→ **What this task involves**
Can you pull out each line of the data below that includes the word "content"?

→ **Data entries**
.....
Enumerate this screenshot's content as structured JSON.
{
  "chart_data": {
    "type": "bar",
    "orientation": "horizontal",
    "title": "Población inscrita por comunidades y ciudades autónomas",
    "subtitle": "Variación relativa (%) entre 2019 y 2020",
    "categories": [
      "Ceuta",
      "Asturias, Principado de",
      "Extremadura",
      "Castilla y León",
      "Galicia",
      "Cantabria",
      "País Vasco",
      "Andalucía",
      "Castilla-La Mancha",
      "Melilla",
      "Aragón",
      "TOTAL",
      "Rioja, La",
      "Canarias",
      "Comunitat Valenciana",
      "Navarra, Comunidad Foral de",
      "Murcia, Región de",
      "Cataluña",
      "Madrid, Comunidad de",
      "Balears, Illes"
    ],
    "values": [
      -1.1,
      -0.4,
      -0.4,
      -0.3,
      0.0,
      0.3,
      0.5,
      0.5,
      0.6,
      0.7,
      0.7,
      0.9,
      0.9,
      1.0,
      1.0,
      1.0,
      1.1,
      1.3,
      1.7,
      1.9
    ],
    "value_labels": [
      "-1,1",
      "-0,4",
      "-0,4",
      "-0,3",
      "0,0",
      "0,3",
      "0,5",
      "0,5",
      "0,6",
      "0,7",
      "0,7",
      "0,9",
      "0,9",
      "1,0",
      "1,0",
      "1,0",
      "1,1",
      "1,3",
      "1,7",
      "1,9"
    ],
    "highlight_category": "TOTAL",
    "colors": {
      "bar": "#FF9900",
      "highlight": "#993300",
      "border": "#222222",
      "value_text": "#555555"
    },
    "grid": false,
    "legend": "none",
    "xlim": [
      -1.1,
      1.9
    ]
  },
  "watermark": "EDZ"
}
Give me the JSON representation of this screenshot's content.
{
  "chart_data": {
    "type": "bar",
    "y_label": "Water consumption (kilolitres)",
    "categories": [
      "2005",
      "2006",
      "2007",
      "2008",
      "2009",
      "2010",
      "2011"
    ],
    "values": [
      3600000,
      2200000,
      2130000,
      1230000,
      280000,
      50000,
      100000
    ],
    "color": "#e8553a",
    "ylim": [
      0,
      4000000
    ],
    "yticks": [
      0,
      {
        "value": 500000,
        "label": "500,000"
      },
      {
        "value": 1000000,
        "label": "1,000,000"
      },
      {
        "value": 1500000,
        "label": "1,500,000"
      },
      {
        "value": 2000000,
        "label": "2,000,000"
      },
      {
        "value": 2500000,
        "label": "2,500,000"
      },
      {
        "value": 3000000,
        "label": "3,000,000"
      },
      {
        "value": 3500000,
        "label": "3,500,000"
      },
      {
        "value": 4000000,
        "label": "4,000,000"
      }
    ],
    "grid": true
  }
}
.....
→ **Result**
Enumerate this screenshot's content as structured JSON.
Give me the JSON representation of this screenshot's content.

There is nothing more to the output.